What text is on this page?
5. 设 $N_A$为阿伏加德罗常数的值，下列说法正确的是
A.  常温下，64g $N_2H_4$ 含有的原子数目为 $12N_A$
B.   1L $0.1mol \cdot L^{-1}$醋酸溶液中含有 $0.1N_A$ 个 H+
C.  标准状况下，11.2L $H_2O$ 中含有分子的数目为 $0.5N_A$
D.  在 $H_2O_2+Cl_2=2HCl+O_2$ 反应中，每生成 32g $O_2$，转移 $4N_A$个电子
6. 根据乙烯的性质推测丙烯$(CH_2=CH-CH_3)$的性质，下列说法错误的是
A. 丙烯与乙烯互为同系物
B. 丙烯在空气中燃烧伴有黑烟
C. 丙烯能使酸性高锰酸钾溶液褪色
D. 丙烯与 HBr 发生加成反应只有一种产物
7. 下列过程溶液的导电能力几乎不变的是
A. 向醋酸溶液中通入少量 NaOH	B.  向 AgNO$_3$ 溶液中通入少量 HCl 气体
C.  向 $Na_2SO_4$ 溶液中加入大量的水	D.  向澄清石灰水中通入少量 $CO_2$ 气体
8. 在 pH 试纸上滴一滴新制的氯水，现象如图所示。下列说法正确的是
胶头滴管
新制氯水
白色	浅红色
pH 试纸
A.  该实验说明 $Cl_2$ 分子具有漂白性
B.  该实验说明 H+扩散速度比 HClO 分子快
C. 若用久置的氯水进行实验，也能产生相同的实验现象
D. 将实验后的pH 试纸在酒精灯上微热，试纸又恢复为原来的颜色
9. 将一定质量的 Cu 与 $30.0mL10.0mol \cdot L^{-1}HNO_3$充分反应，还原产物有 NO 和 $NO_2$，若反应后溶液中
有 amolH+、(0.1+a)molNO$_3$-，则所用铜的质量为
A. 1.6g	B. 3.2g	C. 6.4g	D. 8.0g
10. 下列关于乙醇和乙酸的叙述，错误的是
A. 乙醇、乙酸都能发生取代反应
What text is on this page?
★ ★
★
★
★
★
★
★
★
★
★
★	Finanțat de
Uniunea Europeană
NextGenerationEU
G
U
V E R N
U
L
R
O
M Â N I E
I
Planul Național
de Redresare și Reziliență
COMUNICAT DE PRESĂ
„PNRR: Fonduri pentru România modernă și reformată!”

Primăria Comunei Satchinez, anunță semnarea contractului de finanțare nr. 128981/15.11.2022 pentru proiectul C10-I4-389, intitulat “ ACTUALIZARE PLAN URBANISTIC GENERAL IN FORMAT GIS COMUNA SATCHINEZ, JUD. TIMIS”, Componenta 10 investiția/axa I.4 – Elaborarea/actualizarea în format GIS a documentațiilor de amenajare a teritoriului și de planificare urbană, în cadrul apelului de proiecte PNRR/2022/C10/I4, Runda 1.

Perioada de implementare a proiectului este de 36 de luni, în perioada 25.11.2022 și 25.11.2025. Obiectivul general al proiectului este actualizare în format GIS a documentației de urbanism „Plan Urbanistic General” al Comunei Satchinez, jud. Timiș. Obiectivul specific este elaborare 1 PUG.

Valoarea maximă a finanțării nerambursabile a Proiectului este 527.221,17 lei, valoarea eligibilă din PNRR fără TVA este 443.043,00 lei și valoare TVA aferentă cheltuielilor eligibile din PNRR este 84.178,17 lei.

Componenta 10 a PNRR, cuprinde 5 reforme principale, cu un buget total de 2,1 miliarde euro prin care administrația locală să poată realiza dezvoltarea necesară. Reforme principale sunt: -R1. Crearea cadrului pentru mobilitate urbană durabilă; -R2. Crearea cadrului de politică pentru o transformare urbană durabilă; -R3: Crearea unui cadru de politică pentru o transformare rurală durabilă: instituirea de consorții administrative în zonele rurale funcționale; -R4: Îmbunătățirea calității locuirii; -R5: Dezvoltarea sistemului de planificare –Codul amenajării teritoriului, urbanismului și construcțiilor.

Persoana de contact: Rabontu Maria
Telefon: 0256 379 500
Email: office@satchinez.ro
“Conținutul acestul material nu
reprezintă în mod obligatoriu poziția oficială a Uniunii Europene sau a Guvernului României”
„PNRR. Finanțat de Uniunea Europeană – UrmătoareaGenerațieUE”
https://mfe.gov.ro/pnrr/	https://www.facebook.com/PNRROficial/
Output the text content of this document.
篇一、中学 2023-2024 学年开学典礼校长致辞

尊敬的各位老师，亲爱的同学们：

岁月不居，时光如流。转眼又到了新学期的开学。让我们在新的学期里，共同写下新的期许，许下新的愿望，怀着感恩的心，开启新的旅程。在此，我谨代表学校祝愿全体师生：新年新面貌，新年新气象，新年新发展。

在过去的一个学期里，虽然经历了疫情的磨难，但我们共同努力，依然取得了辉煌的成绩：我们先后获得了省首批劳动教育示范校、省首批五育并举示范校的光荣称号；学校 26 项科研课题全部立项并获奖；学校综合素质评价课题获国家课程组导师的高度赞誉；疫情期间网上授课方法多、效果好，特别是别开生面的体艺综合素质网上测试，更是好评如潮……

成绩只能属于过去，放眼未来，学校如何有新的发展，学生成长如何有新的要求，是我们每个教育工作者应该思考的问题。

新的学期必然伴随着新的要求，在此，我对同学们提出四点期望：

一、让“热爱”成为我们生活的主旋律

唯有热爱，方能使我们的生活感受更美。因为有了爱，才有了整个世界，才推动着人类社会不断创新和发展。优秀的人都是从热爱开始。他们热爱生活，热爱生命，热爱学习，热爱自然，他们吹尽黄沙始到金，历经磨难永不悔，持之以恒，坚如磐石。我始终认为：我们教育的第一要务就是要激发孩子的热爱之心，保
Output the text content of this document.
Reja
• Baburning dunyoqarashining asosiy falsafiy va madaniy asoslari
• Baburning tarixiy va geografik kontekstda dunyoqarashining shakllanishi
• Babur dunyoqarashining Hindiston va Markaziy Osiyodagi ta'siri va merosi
···
▶ Direction
Would you copy out each line exactly as written?

▶ Full answer
What text is on this page?
5. 设 $N_A$为阿伏加德罗常数的值，下列说法正确的是
A.  常温下，64g $N_2H_4$ 含有的原子数目为 $12N_A$
B.   1L $0.1mol \cdot L^{-1}$醋酸溶液中含有 $0.1N_A$ 个 H+
C.  标准状况下，11.2L $H_2O$ 中含有分子的数目为 $0.5N_A$
D.  在 $H_2O_2+Cl_2=2HCl+O_2$ 反应中，每生成 32g $O_2$，转移 $4N_A$个电子
6. 根据乙烯的性质推测丙烯$(CH_2=CH-CH_3)$的性质，下列说法错误的是
A. 丙烯与乙烯互为同系物
B. 丙烯在空气中燃烧伴有黑烟
C. 丙烯能使酸性高锰酸钾溶液褪色
D. 丙烯与 HBr 发生加成反应只有一种产物
7. 下列过程溶液的导电能力几乎不变的是
A. 向醋酸溶液中通入少量 NaOH	B.  向 AgNO$_3$ 溶液中通入少量 HCl 气体
C.  向 $Na_2SO_4$ 溶液中加入大量的水	D.  向澄清石灰水中通入少量 $CO_2$ 气体
8. 在 pH 试纸上滴一滴新制的氯水，现象如图所示。下列说法正确的是
胶头滴管
新制氯水
白色	浅红色
pH 试纸
A.  该实验说明 $Cl_2$ 分子具有漂白性
B.  该实验说明 H+扩散速度比 HClO 分子快
C. 若用久置的氯水进行实验，也能产生相同的实验现象
D. 将实验后的pH 试纸在酒精灯上微热，试纸又恢复为原来的颜色
9. 将一定质量的 Cu 与 $30.0mL10.0mol \cdot L^{-1}HNO_3$充分反应，还原产物有 NO 和 $NO_2$，若反应后溶液中
有 amolH+、(0.1+a)molNO$_3$-，则所用铜的质量为
A. 1.6g	B. 3.2g	C. 6.4g	D. 8.0g
10. 下列关于乙醇和乙酸的叙述，错误的是
A. 乙醇、乙酸都能发生取代反应
What text is on this page?
★ ★
★
★
★
★
★
★
★
★
★
★	Finanțat de
Uniunea Europeană
NextGenerationEU
G
U
V E R N
U
L
R
O
M Â N I E
I
Planul Național
de Redresare și Reziliență
COMUNICAT DE PRESĂ
„PNRR: Fonduri pentru România modernă și reformată!”

Primăria Comunei Satchinez, anunță semnarea contractului de finanțare nr. 128981/15.11.2022 pentru proiectul C10-I4-389, intitulat “ ACTUALIZARE PLAN URBANISTIC GENERAL IN FORMAT GIS COMUNA SATCHINEZ, JUD. TIMIS”, Componenta 10 investiția/axa I.4 – Elaborarea/actualizarea în format GIS a documentațiilor de amenajare a teritoriului și de planificare urbană, în cadrul apelului de proiecte PNRR/2022/C10/I4, Runda 1.

Perioada de implementare a proiectului este de 36 de luni, în perioada 25.11.2022 și 25.11.2025. Obiectivul general al proiectului este actualizare în format GIS a documentației de urbanism „Plan Urbanistic General” al Comunei Satchinez, jud. Timiș. Obiectivul specific este elaborare 1 PUG.

Valoarea maximă a finanțării nerambursabile a Proiectului este 527.221,17 lei, valoarea eligibilă din PNRR fără TVA este 443.043,00 lei și valoare TVA aferentă cheltuielilor eligibile din PNRR este 84.178,17 lei.

Componenta 10 a PNRR, cuprinde 5 reforme principale, cu un buget total de 2,1 miliarde euro prin care administrația locală să poată realiza dezvoltarea necesară. Reforme principale sunt: -R1. Crearea cadrului pentru mobilitate urbană durabilă; -R2. Crearea cadrului de politică pentru o transformare urbană durabilă; -R3: Crearea unui cadru de politică pentru o transformare rurală durabilă: instituirea de consorții administrative în zonele rurale funcționale; -R4: Îmbunătățirea calității locuirii; -R5: Dezvoltarea sistemului de planificare –Codul amenajării teritoriului, urbanismului și construcțiilor.

Persoana de contact: Rabontu Maria
Telefon: 0256 379 500
Email: office@satchinez.ro
“Conținutul acestul material nu
reprezintă în mod obligatoriu poziția oficială a Uniunii Europene sau a Guvernului României”
„PNRR. Finanțat de Uniunea Europeană – UrmătoareaGenerațieUE”
https://mfe.gov.ro/pnrr/	https://www.facebook.com/PNRROficial/
Output the text content of this document.
篇一、中学 2023-2024 学年开学典礼校长致辞

尊敬的各位老师，亲爱的同学们：

岁月不居，时光如流。转眼又到了新学期的开学。让我们在新的学期里，共同写下新的期许，许下新的愿望，怀着感恩的心，开启新的旅程。在此，我谨代表学校祝愿全体师生：新年新面貌，新年新气象，新年新发展。

在过去的一个学期里，虽然经历了疫情的磨难，但我们共同努力，依然取得了辉煌的成绩：我们先后获得了省首批劳动教育示范校、省首批五育并举示范校的光荣称号；学校 26 项科研课题全部立项并获奖；学校综合素质评价课题获国家课程组导师的高度赞誉；疫情期间网上授课方法多、效果好，特别是别开生面的体艺综合素质网上测试，更是好评如潮……

成绩只能属于过去，放眼未来，学校如何有新的发展，学生成长如何有新的要求，是我们每个教育工作者应该思考的问题。

新的学期必然伴随着新的要求，在此，我对同学们提出四点期望：

一、让“热爱”成为我们生活的主旋律

唯有热爱，方能使我们的生活感受更美。因为有了爱，才有了整个世界，才推动着人类社会不断创新和发展。优秀的人都是从热爱开始。他们热爱生活，热爱生命，热爱学习，热爱自然，他们吹尽黄沙始到金，历经磨难永不悔，持之以恒，坚如磐石。我始终认为：我们教育的第一要务就是要激发孩子的热爱之心，保
Output the text content of this document.
Reja
• Baburning dunyoqarashining asosiy falsafiy va madaniy asoslari
• Baburning tarixiy va geografik kontekstda dunyoqarashining shakllanishi
• Babur dunyoqarashining Hindiston va Markaziy Osiyodagi ta'siri va merosi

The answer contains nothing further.